___ MATERIAL SUPPLIED
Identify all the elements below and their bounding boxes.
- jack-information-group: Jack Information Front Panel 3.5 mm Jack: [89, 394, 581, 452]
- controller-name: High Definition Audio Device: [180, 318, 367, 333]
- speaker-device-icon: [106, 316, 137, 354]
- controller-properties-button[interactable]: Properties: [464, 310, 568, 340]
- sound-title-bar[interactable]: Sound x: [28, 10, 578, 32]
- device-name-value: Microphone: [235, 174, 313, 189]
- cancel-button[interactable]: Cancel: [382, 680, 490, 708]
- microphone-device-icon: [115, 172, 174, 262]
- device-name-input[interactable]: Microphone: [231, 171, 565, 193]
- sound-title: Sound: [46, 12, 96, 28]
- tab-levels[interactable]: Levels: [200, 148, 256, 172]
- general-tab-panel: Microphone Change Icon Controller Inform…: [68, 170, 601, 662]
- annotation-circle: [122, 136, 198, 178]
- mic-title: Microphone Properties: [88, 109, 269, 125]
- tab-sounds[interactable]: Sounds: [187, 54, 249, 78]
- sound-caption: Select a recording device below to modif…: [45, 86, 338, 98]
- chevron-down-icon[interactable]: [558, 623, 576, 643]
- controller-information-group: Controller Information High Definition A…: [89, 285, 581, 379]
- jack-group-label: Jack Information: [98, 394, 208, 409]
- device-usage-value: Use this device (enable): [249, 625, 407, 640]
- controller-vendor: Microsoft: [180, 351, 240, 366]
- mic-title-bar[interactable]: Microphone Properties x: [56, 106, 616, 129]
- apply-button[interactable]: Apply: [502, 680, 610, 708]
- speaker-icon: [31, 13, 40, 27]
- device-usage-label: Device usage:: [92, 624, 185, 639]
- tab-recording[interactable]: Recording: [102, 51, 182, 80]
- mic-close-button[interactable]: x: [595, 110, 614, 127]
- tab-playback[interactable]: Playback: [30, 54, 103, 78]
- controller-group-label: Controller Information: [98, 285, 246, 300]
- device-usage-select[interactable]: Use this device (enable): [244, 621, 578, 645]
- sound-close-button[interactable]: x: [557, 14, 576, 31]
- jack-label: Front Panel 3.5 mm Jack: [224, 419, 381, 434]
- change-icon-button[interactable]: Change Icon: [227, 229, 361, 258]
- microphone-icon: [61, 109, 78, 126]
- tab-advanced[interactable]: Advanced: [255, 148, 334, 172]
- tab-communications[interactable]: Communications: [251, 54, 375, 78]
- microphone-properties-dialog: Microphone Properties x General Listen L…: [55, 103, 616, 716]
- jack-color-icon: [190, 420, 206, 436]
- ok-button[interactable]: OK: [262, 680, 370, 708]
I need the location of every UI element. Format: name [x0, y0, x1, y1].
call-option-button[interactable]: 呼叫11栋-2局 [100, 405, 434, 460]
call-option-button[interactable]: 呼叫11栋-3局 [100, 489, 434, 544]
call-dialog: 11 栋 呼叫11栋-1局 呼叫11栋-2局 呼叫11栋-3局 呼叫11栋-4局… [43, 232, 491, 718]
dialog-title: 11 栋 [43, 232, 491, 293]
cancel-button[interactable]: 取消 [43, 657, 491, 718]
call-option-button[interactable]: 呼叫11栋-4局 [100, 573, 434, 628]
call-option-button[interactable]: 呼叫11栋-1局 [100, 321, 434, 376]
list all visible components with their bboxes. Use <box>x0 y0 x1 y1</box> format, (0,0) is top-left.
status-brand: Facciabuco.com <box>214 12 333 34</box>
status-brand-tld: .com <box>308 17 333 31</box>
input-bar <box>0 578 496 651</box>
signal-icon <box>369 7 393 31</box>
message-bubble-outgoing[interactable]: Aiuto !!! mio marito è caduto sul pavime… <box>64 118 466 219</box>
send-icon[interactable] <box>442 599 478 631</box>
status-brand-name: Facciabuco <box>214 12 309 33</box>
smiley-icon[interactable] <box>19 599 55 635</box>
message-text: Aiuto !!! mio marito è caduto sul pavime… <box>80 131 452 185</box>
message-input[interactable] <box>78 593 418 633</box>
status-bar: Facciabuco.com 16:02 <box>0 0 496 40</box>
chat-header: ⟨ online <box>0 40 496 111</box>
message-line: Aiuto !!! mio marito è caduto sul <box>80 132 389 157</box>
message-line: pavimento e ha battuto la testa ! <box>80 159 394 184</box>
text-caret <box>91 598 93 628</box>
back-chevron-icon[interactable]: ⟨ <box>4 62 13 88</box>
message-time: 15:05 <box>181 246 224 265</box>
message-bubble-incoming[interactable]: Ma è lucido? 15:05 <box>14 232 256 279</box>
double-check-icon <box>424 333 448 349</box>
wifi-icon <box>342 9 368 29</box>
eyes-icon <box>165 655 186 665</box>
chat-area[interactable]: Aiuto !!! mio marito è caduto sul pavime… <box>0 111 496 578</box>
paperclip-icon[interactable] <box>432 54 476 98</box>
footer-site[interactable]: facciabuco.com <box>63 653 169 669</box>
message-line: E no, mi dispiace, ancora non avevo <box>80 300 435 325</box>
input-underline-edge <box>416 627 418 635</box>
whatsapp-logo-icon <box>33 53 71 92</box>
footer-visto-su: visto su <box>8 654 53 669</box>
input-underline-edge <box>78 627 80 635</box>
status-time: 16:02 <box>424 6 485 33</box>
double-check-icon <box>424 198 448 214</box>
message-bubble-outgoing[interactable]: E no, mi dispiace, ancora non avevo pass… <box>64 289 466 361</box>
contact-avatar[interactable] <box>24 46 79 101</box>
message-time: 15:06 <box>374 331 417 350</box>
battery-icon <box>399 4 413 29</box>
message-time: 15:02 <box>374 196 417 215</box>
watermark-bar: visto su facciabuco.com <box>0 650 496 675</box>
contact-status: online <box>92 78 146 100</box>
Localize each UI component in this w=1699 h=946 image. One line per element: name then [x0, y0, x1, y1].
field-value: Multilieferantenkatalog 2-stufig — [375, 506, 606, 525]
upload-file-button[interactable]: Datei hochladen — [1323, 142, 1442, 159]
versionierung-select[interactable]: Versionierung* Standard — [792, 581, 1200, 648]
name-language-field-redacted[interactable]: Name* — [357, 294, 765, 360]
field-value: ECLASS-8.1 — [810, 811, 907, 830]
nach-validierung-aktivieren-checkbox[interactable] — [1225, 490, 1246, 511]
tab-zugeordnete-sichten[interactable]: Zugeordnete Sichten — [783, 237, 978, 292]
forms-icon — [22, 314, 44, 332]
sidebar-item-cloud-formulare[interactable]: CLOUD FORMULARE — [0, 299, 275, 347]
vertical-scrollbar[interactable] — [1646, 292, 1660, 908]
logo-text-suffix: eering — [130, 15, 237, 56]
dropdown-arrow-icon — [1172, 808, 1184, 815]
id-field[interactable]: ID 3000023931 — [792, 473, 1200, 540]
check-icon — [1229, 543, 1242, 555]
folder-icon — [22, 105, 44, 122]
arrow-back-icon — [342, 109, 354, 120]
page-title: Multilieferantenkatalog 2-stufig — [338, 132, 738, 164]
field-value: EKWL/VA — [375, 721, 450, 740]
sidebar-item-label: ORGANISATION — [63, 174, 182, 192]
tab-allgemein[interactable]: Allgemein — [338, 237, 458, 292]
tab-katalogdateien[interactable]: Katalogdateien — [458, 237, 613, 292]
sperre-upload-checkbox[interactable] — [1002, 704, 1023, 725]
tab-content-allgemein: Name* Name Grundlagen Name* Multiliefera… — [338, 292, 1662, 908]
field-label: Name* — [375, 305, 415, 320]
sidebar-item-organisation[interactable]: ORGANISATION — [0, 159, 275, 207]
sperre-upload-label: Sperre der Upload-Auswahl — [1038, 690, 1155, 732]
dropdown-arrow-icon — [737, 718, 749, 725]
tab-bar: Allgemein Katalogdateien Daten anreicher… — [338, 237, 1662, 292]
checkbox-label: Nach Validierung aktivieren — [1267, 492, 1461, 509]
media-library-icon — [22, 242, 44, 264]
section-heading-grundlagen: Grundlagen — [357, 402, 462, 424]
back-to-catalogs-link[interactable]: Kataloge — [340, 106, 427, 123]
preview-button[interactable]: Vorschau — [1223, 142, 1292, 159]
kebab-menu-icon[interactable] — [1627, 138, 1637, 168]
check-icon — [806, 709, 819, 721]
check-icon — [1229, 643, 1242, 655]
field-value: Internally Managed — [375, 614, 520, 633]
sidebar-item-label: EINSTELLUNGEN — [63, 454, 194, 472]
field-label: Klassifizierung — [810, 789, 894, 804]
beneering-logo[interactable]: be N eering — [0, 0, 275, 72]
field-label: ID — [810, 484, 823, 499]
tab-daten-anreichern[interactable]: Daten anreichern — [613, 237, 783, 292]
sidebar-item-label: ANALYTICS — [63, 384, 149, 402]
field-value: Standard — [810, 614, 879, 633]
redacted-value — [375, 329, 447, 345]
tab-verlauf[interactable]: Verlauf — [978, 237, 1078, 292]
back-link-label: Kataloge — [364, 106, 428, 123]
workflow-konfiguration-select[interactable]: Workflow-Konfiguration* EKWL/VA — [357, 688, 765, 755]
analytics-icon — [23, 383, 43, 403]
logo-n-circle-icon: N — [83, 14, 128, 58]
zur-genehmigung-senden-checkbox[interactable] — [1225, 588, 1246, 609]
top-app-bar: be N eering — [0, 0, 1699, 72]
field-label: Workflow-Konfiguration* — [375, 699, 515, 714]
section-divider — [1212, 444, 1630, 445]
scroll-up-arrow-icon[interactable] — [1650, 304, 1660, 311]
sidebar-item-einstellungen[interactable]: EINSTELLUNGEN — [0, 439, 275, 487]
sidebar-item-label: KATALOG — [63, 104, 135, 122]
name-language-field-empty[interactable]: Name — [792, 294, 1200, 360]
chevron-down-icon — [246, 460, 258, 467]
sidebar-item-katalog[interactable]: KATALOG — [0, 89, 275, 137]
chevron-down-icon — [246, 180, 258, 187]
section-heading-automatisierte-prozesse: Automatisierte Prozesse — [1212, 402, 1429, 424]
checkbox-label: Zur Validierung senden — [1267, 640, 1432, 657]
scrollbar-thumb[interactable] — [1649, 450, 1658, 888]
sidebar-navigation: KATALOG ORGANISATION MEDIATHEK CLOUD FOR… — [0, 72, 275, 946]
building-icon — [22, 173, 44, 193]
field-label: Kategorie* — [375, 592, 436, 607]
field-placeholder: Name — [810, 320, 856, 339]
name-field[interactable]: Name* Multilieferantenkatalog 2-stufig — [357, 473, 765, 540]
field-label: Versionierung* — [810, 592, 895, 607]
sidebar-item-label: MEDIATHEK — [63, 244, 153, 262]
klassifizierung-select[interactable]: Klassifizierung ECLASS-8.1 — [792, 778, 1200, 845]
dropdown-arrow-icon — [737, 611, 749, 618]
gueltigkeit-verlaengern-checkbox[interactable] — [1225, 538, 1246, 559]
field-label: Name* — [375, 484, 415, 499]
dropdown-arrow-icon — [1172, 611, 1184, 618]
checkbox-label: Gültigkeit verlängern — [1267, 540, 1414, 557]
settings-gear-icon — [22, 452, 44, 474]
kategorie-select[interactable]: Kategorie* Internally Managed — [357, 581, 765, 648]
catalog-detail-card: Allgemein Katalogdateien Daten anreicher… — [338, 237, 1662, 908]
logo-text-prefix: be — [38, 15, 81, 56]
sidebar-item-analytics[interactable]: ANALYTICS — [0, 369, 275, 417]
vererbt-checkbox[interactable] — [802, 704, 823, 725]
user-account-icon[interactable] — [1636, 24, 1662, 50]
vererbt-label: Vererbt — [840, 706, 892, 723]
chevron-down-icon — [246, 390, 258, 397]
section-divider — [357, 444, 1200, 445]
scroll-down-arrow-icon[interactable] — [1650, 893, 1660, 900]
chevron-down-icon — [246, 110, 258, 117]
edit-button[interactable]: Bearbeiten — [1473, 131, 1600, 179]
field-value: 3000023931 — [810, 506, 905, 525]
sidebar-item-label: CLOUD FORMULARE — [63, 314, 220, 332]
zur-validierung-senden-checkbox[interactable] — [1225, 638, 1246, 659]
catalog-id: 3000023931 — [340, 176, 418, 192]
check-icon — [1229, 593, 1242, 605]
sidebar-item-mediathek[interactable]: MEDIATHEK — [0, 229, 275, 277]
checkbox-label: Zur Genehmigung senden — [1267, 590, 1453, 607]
______
Return the data verbatim from its first line through the line that contains "- cancel-button[interactable]: Cancel: [382, 680, 490, 708]", including both.

Identify all the elements below and their bounding boxes.
- jack-information-group: Jack Information Front Panel 3.5 mm Jack: [89, 394, 581, 452]
- controller-name: High Definition Audio Device: [180, 318, 367, 333]
- speaker-device-icon: [106, 316, 137, 354]
- controller-properties-button[interactable]: Properties: [464, 310, 568, 340]
- sound-title-bar[interactable]: Sound x: [28, 10, 578, 32]
- device-name-value: Microphone: [235, 174, 313, 189]
- cancel-button[interactable]: Cancel: [382, 680, 490, 708]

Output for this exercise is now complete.